--- Start of Source material ---
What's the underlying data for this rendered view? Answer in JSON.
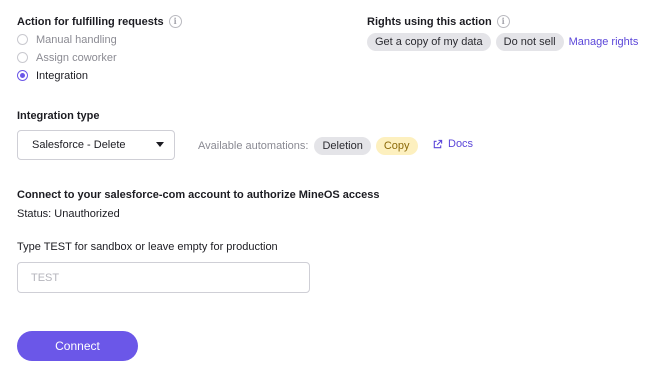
{
  "action_section": {
    "title": "Action for fulfilling requests",
    "info_icon": "info-icon",
    "options": [
      {
        "label": "Manual handling",
        "selected": false
      },
      {
        "label": "Assign coworker",
        "selected": false
      },
      {
        "label": "Integration",
        "selected": true
      }
    ]
  },
  "rights_section": {
    "title": "Rights using this action",
    "info_icon": "info-icon",
    "chips": [
      "Get a copy of my data",
      "Do not sell"
    ],
    "manage_link": "Manage rights"
  },
  "integration": {
    "title": "Integration type",
    "selected_value": "Salesforce - Delete",
    "available_label": "Available automations:",
    "automations": [
      {
        "label": "Deletion",
        "color": "#e4e4e8"
      },
      {
        "label": "Copy",
        "color": "#fdf0bf"
      }
    ],
    "docs_icon": "external-link-icon",
    "docs_link": "Docs"
  },
  "connect_section": {
    "title": "Connect to your salesforce-com account to authorize MineOS access",
    "status": "Status: Unauthorized",
    "sandbox_label": "Type TEST for sandbox or leave empty for production",
    "sandbox_value": "",
    "sandbox_placeholder": "TEST",
    "button_label": "Connect"
  },
  "accent_color": "#6b57e8"
}
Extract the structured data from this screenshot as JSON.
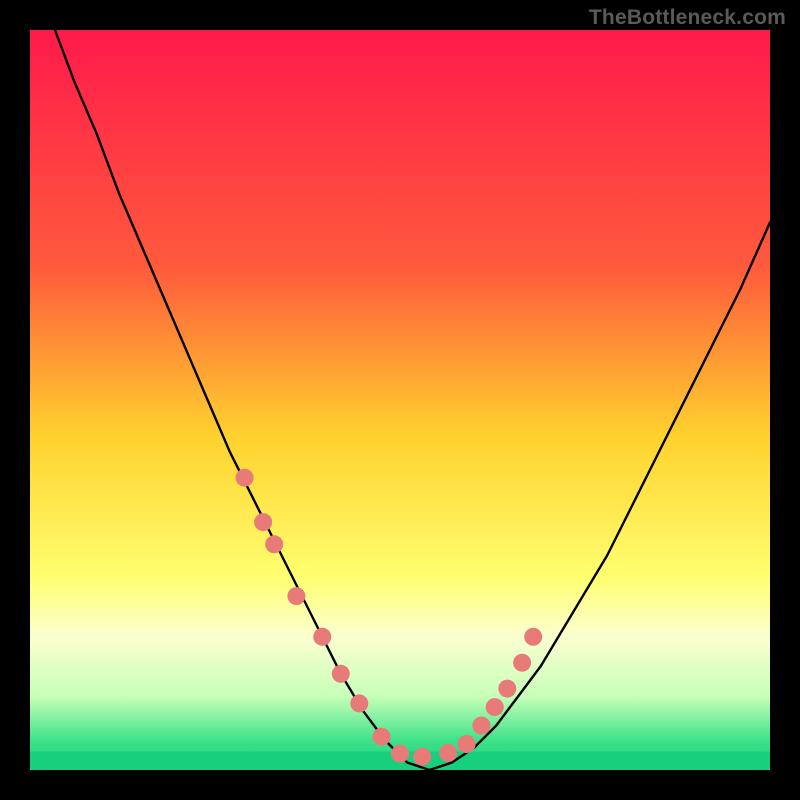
{
  "watermark": "TheBottleneck.com",
  "chart_data": {
    "type": "line",
    "title": "",
    "xlabel": "",
    "ylabel": "",
    "xlim": [
      0,
      100
    ],
    "ylim": [
      0,
      100
    ],
    "gradient_stops": [
      {
        "offset": 0,
        "color": "#ff1a4b"
      },
      {
        "offset": 32,
        "color": "#ff5a3c"
      },
      {
        "offset": 55,
        "color": "#ffd22e"
      },
      {
        "offset": 74,
        "color": "#ffff70"
      },
      {
        "offset": 82,
        "color": "#fbffd0"
      },
      {
        "offset": 90,
        "color": "#c8ffb9"
      },
      {
        "offset": 96,
        "color": "#3fe28a"
      },
      {
        "offset": 100,
        "color": "#17d07d"
      }
    ],
    "series": [
      {
        "name": "curve",
        "type": "line",
        "x": [
          0,
          3,
          6,
          9,
          12,
          15,
          18,
          21,
          24,
          27,
          30,
          33,
          36,
          39,
          42,
          45,
          48,
          51,
          54,
          57,
          60,
          63,
          66,
          69,
          72,
          75,
          78,
          81,
          84,
          87,
          90,
          93,
          96,
          100
        ],
        "values": [
          108,
          101,
          93,
          86,
          78,
          71,
          64,
          57,
          50,
          43,
          37,
          31,
          25,
          19,
          13,
          8,
          4,
          1,
          0,
          1,
          3,
          6,
          10,
          14,
          19,
          24,
          29,
          35,
          41,
          47,
          53,
          59,
          65,
          74
        ]
      },
      {
        "name": "markers",
        "type": "scatter",
        "color": "#e87b78",
        "x": [
          29.0,
          31.5,
          33.0,
          36.0,
          39.5,
          42.0,
          44.5,
          47.5,
          50.0,
          53.0,
          56.5,
          59.0,
          61.0,
          62.8,
          64.5,
          66.5,
          68.0
        ],
        "values": [
          39.5,
          33.5,
          30.5,
          23.5,
          18.0,
          13.0,
          9.0,
          4.5,
          2.2,
          1.8,
          2.3,
          3.5,
          6.0,
          8.5,
          11.0,
          14.5,
          18.0
        ]
      }
    ],
    "bottom_band": {
      "y_from": 0,
      "y_to": 2.5,
      "color": "#17d07d"
    }
  }
}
--- End of Source material ---
Exact duplication of all the records is required; pictures are omitted from the copy.

Reply:
What's the underlying data for this rendered view? Answer in JSON.
{
  "action_section": {
    "title": "Action for fulfilling requests",
    "info_icon": "info-icon",
    "options": [
      {
        "label": "Manual handling",
        "selected": false
      },
      {
        "label": "Assign coworker",
        "selected": false
      },
      {
        "label": "Integration",
        "selected": true
      }
    ]
  },
  "rights_section": {
    "title": "Rights using this action",
    "info_icon": "info-icon",
    "chips": [
      "Get a copy of my data",
      "Do not sell"
    ],
    "manage_link": "Manage rights"
  },
  "integration": {
    "title": "Integration type",
    "selected_value": "Salesforce - Delete",
    "available_label": "Available automations:",
    "automations": [
      {
        "label": "Deletion",
        "color": "#e4e4e8"
      },
      {
        "label": "Copy",
        "color": "#fdf0bf"
      }
    ],
    "docs_icon": "external-link-icon",
    "docs_link": "Docs"
  },
  "connect_section": {
    "title": "Connect to your salesforce-com account to authorize MineOS access",
    "status": "Status: Unauthorized",
    "sandbox_label": "Type TEST for sandbox or leave empty for production",
    "sandbox_value": "",
    "sandbox_placeholder": "TEST",
    "button_label": "Connect"
  },
  "accent_color": "#6b57e8"
}
Extract the structured data from this screenshot as JSON.
{
  "watermark": "TheBottleneck.com",
  "chart_data": {
    "type": "line",
    "title": "",
    "xlabel": "",
    "ylabel": "",
    "xlim": [
      0,
      100
    ],
    "ylim": [
      0,
      100
    ],
    "gradient_stops": [
      {
        "offset": 0,
        "color": "#ff1a4b"
      },
      {
        "offset": 32,
        "color": "#ff5a3c"
      },
      {
        "offset": 55,
        "color": "#ffd22e"
      },
      {
        "offset": 74,
        "color": "#ffff70"
      },
      {
        "offset": 82,
        "color": "#fbffd0"
      },
      {
        "offset": 90,
        "color": "#c8ffb9"
      },
      {
        "offset": 96,
        "color": "#3fe28a"
      },
      {
        "offset": 100,
        "color": "#17d07d"
      }
    ],
    "series": [
      {
        "name": "curve",
        "type": "line",
        "x": [
          0,
          3,
          6,
          9,
          12,
          15,
          18,
          21,
          24,
          27,
          30,
          33,
          36,
          39,
          42,
          45,
          48,
          51,
          54,
          57,
          60,
          63,
          66,
          69,
          72,
          75,
          78,
          81,
          84,
          87,
          90,
          93,
          96,
          100
        ],
        "values": [
          108,
          101,
          93,
          86,
          78,
          71,
          64,
          57,
          50,
          43,
          37,
          31,
          25,
          19,
          13,
          8,
          4,
          1,
          0,
          1,
          3,
          6,
          10,
          14,
          19,
          24,
          29,
          35,
          41,
          47,
          53,
          59,
          65,
          74
        ]
      },
      {
        "name": "markers",
        "type": "scatter",
        "color": "#e87b78",
        "x": [
          29.0,
          31.5,
          33.0,
          36.0,
          39.5,
          42.0,
          44.5,
          47.5,
          50.0,
          53.0,
          56.5,
          59.0,
          61.0,
          62.8,
          64.5,
          66.5,
          68.0
        ],
        "values": [
          39.5,
          33.5,
          30.5,
          23.5,
          18.0,
          13.0,
          9.0,
          4.5,
          2.2,
          1.8,
          2.3,
          3.5,
          6.0,
          8.5,
          11.0,
          14.5,
          18.0
        ]
      }
    ],
    "bottom_band": {
      "y_from": 0,
      "y_to": 2.5,
      "color": "#17d07d"
    }
  }
}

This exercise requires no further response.